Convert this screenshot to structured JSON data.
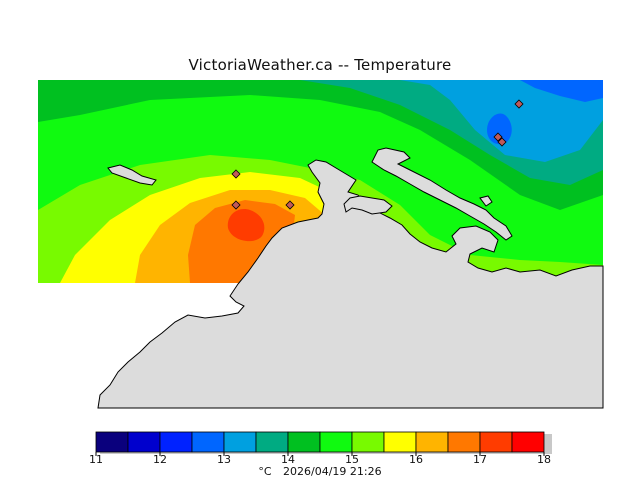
{
  "title": "VictoriaWeather.ca -- Temperature",
  "legend": {
    "colors": [
      "#0a007d",
      "#0000cd",
      "#0022ff",
      "#0066ff",
      "#00a0e0",
      "#00ab82",
      "#00c020",
      "#10fa10",
      "#78fa00",
      "#ffff00",
      "#ffb400",
      "#ff7800",
      "#ff3c00",
      "#ff0000"
    ],
    "ticks": [
      "11",
      "12",
      "13",
      "14",
      "15",
      "16",
      "17",
      "18"
    ],
    "unit": "°C",
    "timestamp": "2026/04/19 21:26"
  },
  "colors": {
    "land": "#dcdcdc",
    "coastline": "#000000",
    "station_marker": "#c05a5a"
  },
  "stations_count_visible": 6
}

***

• Problem details:
Without the pictures, copy the material exactly as given.

• Response:
Convert this screenshot to structured JSON data.
{
  "title": "VictoriaWeather.ca -- Temperature",
  "legend": {
    "colors": [
      "#0a007d",
      "#0000cd",
      "#0022ff",
      "#0066ff",
      "#00a0e0",
      "#00ab82",
      "#00c020",
      "#10fa10",
      "#78fa00",
      "#ffff00",
      "#ffb400",
      "#ff7800",
      "#ff3c00",
      "#ff0000"
    ],
    "ticks": [
      "11",
      "12",
      "13",
      "14",
      "15",
      "16",
      "17",
      "18"
    ],
    "unit": "°C",
    "timestamp": "2026/04/19 21:26"
  },
  "colors": {
    "land": "#dcdcdc",
    "coastline": "#000000",
    "station_marker": "#c05a5a"
  },
  "stations_count_visible": 6
}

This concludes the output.